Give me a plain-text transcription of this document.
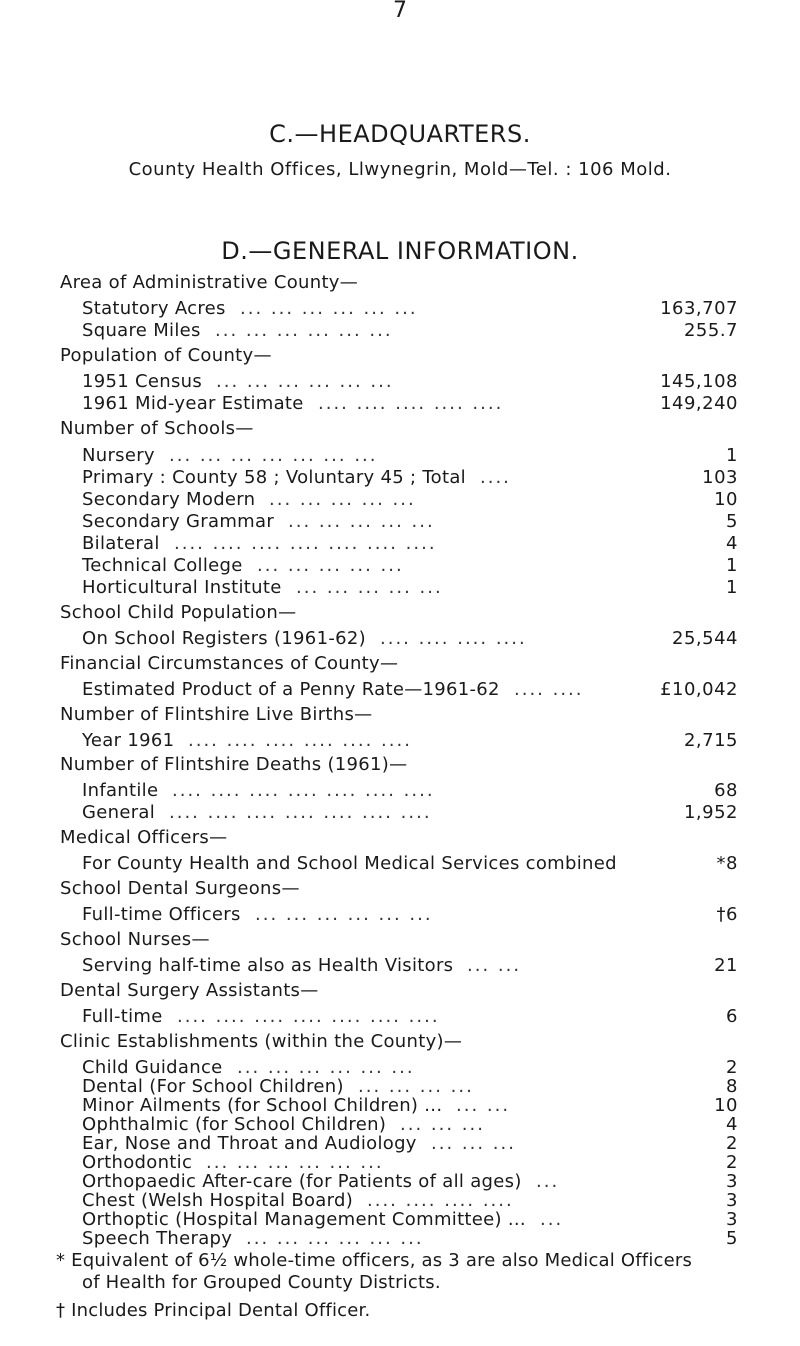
7
C.—HEADQUARTERS.
County Health Offices, Llwynegrin, Mold—Tel. : 106 Mold.
D.—GENERAL INFORMATION.
Area of Administrative County—
Statutory Acres ... ... ... ... ... ...	163,707
Square Miles ... ... ... ... ... ...	255.7
Population of County—
1951 Census ... ... ... ... ... ...	145,108
1961 Mid-year Estimate .... .... .... .... ....	149,240
Number of Schools—
Nursery ... ... ... ... ... ... ...	1
Primary : County 58 ; Voluntary 45 ; Total ....	103
Secondary Modern ... ... ... ... ...	10
Secondary Grammar ... ... ... ... ...	5
Bilateral .... .... .... .... .... .... ....	4
Technical College ... ... ... ... ...	1
Horticultural Institute ... ... ... ... ...	1
School Child Population—
On School Registers (1961-62) .... .... .... ....	25,544
Financial Circumstances of County—
Estimated Product of a Penny Rate—1961-62 .... ....	£10,042
Number of Flintshire Live Births—
Year 1961 .... .... .... .... .... ....	2,715
Number of Flintshire Deaths (1961)—
Infantile .... .... .... .... .... .... ....	68
General .... .... .... .... .... .... ....	1,952
Medical Officers—
For County Health and School Medical Services combined	*8
School Dental Surgeons—
Full-time Officers ... ... ... ... ... ...	†6
School Nurses—
Serving half-time also as Health Visitors ... ...	21
Dental Surgery Assistants—
Full-time .... .... .... .... .... .... ....	6
Clinic Establishments (within the County)—
Child Guidance ... ... ... ... ... ...	2
Dental (For School Children) ... ... ... ...	8
Minor Ailments (for School Children) ... ... ...	10
Ophthalmic (for School Children) ... ... ...	4
Ear, Nose and Throat and Audiology ... ... ...	2
Orthodontic ... ... ... ... ... ...	2
Orthopaedic After-care (for Patients of all ages) ...	3
Chest (Welsh Hospital Board) .... .... .... ....	3
Orthoptic (Hospital Management Committee) ... ...	3
Speech Therapy ... ... ... ... ... ...	5
* Equivalent of 6½ whole-time officers, as 3 are also Medical Officers
of Health for Grouped County Districts.
† Includes Principal Dental Officer.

========================================================================

> _Problem statement_:
What is needed is an exact copy of every entry, minus the images.

> _Written solution_:
Give me a plain-text transcription of this document.
7
C.—HEADQUARTERS.
County Health Offices, Llwynegrin, Mold—Tel. : 106 Mold.
D.—GENERAL INFORMATION.
Area of Administrative County—
Statutory Acres ... ... ... ... ... ...	163,707
Square Miles ... ... ... ... ... ...	255.7
Population of County—
1951 Census ... ... ... ... ... ...	145,108
1961 Mid-year Estimate .... .... .... .... ....	149,240
Number of Schools—
Nursery ... ... ... ... ... ... ...	1
Primary : County 58 ; Voluntary 45 ; Total ....	103
Secondary Modern ... ... ... ... ...	10
Secondary Grammar ... ... ... ... ...	5
Bilateral .... .... .... .... .... .... ....	4
Technical College ... ... ... ... ...	1
Horticultural Institute ... ... ... ... ...	1
School Child Population—
On School Registers (1961-62) .... .... .... ....	25,544
Financial Circumstances of County—
Estimated Product of a Penny Rate—1961-62 .... ....	£10,042
Number of Flintshire Live Births—
Year 1961 .... .... .... .... .... ....	2,715
Number of Flintshire Deaths (1961)—
Infantile .... .... .... .... .... .... ....	68
General .... .... .... .... .... .... ....	1,952
Medical Officers—
For County Health and School Medical Services combined	*8
School Dental Surgeons—
Full-time Officers ... ... ... ... ... ...	†6
School Nurses—
Serving half-time also as Health Visitors ... ...	21
Dental Surgery Assistants—
Full-time .... .... .... .... .... .... ....	6
Clinic Establishments (within the County)—
Child Guidance ... ... ... ... ... ...	2
Dental (For School Children) ... ... ... ...	8
Minor Ailments (for School Children) ... ... ...	10
Ophthalmic (for School Children) ... ... ...	4
Ear, Nose and Throat and Audiology ... ... ...	2
Orthodontic ... ... ... ... ... ...	2
Orthopaedic After-care (for Patients of all ages) ...	3
Chest (Welsh Hospital Board) .... .... .... ....	3
Orthoptic (Hospital Management Committee) ... ...	3
Speech Therapy ... ... ... ... ... ...	5
* Equivalent of 6½ whole-time officers, as 3 are also Medical Officers
of Health for Grouped County Districts.
† Includes Principal Dental Officer.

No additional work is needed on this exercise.